<<<<

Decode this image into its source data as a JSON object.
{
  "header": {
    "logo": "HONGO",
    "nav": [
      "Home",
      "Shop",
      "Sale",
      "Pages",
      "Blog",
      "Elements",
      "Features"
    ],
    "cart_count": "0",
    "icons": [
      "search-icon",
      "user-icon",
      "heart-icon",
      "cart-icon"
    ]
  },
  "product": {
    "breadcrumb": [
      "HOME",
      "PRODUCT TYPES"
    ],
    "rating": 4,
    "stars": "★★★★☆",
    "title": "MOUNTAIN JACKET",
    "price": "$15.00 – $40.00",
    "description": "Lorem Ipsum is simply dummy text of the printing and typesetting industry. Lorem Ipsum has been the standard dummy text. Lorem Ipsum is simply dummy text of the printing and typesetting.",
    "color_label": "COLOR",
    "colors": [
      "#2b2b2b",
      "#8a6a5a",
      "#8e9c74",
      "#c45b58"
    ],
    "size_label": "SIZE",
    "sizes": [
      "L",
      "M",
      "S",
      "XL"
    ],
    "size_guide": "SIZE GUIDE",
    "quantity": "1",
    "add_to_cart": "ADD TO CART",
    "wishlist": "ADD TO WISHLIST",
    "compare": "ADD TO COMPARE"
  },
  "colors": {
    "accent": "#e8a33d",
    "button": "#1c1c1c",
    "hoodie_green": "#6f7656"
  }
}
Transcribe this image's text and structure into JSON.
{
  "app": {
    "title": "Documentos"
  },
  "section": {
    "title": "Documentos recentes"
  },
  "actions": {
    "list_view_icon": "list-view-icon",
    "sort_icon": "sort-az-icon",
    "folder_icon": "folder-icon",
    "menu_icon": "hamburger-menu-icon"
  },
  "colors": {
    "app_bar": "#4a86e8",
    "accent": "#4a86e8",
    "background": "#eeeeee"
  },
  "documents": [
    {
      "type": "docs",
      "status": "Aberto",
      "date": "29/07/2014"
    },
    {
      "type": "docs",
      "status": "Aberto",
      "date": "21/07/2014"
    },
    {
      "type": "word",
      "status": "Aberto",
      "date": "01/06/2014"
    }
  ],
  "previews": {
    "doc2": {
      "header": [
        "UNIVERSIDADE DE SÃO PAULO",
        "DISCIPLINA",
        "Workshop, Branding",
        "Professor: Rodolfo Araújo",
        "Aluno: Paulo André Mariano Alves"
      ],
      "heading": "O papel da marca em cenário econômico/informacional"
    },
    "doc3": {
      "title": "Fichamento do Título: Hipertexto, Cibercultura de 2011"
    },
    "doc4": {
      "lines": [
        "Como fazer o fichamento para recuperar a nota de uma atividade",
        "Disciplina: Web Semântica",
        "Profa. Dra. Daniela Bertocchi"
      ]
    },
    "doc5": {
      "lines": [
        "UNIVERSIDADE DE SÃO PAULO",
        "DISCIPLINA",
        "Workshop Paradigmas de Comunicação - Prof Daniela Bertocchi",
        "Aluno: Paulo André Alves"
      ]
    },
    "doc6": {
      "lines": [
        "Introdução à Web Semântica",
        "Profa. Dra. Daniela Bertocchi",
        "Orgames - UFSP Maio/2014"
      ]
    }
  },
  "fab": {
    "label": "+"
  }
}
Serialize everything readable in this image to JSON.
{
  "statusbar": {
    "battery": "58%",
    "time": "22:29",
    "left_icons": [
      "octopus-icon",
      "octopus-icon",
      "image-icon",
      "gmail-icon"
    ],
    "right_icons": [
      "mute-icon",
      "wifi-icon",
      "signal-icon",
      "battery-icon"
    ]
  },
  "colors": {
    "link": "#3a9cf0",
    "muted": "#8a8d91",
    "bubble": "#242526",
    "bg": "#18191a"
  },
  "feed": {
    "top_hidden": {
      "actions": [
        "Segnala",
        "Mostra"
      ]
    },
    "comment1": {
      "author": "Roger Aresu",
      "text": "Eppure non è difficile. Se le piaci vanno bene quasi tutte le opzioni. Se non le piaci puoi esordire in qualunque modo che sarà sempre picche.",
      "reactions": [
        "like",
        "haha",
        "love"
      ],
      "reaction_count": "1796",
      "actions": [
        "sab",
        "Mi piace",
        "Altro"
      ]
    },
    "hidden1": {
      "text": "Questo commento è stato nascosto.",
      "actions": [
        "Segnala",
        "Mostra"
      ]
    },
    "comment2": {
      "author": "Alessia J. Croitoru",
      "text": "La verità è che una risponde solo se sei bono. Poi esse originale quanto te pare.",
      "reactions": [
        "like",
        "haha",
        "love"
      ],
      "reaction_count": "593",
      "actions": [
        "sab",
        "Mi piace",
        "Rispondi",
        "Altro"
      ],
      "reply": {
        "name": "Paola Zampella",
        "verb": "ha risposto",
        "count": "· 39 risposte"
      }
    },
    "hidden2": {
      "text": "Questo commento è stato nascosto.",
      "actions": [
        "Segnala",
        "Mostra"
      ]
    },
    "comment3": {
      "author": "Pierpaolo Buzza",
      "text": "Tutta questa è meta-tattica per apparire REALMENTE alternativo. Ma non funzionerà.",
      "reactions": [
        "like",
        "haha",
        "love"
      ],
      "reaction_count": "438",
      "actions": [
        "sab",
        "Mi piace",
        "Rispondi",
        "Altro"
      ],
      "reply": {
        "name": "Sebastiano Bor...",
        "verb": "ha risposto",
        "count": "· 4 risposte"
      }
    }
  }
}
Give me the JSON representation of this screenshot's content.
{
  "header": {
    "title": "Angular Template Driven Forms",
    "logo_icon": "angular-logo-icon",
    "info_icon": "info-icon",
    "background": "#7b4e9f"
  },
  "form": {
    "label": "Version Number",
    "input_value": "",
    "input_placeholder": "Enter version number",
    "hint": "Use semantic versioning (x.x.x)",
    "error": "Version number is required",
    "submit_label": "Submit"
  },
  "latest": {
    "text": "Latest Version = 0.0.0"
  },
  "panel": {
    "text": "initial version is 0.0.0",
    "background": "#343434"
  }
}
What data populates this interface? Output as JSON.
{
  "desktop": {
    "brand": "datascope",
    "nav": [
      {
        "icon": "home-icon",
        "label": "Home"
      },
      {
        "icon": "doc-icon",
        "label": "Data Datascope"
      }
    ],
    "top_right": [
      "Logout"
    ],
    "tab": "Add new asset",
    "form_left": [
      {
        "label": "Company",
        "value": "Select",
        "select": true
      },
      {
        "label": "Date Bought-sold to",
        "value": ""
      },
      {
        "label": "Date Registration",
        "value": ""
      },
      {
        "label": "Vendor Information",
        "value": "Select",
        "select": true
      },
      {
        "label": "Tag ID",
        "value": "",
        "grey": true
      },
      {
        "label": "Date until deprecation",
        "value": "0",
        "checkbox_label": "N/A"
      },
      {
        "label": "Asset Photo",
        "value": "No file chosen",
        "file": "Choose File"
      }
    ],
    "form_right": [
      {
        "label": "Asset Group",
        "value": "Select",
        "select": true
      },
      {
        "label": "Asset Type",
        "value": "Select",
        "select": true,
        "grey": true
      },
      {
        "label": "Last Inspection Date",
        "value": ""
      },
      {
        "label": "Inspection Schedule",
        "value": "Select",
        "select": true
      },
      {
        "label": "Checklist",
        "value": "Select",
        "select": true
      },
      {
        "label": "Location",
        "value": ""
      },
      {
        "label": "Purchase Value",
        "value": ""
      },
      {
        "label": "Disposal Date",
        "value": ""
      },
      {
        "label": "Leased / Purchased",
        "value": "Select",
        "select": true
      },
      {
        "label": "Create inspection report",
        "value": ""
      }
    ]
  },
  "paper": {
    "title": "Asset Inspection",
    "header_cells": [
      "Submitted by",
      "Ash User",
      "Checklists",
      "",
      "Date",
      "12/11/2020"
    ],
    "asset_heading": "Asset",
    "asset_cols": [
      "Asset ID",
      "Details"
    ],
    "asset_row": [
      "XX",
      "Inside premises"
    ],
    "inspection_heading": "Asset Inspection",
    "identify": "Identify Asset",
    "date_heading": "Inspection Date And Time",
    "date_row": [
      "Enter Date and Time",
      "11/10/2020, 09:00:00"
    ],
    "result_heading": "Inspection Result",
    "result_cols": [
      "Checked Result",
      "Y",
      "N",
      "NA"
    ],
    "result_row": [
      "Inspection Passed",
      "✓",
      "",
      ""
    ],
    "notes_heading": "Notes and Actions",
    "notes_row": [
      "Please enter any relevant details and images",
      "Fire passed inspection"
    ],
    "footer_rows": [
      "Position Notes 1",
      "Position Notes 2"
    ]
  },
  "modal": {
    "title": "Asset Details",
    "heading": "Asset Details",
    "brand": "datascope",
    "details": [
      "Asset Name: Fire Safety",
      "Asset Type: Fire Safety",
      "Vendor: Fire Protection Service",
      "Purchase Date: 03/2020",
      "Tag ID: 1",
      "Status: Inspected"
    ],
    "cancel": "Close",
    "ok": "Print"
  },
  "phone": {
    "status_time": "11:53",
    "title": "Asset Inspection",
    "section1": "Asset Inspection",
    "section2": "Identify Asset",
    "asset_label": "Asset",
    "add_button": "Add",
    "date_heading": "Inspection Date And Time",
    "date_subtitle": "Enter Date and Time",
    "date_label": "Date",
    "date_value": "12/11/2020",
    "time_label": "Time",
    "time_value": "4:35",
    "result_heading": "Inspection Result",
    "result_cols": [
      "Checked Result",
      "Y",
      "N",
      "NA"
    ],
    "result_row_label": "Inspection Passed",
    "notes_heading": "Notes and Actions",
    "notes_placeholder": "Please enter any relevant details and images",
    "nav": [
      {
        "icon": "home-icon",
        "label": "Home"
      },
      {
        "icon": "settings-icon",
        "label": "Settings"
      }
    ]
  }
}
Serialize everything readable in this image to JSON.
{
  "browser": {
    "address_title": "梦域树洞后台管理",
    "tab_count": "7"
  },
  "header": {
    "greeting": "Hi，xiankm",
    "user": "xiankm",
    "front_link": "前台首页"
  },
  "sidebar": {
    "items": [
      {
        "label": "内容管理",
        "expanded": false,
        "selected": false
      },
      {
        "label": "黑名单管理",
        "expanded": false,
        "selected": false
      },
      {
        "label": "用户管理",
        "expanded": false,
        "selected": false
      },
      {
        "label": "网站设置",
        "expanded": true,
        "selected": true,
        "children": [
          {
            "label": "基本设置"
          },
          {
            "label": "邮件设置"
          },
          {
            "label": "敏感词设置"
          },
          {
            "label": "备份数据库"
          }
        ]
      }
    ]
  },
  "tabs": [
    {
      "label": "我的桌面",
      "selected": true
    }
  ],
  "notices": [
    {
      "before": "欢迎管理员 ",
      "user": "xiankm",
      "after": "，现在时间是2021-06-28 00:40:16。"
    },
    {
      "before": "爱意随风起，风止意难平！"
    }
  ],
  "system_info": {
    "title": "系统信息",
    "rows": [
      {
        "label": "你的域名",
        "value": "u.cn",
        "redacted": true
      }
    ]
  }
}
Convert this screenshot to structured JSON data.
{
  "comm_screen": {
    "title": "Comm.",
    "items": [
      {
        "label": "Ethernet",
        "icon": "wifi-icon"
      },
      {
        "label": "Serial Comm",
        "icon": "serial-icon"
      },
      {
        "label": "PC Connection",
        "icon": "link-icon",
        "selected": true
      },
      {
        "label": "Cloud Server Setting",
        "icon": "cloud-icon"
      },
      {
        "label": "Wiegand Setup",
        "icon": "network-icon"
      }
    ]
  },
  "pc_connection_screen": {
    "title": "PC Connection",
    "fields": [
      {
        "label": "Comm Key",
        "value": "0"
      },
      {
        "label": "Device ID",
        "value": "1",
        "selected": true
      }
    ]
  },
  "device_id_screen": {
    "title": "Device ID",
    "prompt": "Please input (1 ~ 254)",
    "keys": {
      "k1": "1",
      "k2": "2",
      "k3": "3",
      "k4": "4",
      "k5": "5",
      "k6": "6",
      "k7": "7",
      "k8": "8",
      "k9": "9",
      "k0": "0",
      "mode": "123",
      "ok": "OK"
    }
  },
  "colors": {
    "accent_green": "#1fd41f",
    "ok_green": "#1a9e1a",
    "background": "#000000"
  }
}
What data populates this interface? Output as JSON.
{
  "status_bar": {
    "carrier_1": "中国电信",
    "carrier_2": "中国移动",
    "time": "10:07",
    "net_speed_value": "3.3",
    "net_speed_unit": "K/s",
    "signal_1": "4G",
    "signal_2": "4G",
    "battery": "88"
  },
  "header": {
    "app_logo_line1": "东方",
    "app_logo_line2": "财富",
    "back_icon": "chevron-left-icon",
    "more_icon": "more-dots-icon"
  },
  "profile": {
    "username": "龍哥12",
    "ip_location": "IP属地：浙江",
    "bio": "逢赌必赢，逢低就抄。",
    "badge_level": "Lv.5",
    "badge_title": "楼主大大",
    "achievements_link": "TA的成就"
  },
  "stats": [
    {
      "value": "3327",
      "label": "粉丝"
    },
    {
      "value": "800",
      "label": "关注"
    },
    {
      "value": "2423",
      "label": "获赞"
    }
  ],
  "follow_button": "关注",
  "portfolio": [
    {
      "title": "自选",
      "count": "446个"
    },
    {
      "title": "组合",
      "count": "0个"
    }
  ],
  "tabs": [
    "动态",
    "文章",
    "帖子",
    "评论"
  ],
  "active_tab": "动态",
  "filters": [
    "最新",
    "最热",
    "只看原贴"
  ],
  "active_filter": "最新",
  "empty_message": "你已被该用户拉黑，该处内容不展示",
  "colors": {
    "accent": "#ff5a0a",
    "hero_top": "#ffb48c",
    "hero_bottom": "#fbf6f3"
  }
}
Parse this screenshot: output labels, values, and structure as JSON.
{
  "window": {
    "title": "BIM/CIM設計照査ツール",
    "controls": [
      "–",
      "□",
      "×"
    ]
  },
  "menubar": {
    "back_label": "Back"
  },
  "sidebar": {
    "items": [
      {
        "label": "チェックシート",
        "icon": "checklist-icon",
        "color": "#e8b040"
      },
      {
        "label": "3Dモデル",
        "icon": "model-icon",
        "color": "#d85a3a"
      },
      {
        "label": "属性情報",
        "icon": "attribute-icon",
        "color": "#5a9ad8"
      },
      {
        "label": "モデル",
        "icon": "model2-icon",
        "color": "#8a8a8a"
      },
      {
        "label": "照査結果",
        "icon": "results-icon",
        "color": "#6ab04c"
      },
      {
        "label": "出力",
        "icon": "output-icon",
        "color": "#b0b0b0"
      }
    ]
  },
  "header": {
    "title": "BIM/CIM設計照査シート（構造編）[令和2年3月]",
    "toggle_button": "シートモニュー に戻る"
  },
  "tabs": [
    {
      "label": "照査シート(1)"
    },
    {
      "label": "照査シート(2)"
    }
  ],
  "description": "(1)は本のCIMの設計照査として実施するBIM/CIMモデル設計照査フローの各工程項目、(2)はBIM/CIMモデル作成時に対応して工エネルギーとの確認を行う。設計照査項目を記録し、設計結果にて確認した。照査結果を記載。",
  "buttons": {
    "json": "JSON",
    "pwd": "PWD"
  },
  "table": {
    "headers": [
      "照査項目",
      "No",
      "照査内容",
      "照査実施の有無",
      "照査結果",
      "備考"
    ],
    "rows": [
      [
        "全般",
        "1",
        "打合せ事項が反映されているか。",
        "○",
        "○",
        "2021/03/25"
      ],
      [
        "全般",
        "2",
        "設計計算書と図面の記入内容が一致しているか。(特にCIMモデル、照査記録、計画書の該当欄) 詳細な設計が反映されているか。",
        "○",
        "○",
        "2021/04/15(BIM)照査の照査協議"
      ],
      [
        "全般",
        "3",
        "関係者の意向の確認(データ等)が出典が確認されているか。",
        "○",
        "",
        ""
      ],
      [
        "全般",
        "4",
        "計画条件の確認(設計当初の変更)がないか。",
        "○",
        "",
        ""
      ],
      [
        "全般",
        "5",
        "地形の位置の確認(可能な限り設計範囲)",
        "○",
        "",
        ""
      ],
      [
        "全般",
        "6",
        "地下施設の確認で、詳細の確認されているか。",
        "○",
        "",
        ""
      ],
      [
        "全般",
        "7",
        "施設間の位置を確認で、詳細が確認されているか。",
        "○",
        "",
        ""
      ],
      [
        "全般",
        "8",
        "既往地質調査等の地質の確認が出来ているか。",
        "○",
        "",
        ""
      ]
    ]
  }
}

>>>>

* PROBLEM REQUIREMENTS *
What is the number of lines in the listing above that contain the string "Safety"? Give only the number.

* OUTPUT FOR THIS EXERCISE *
2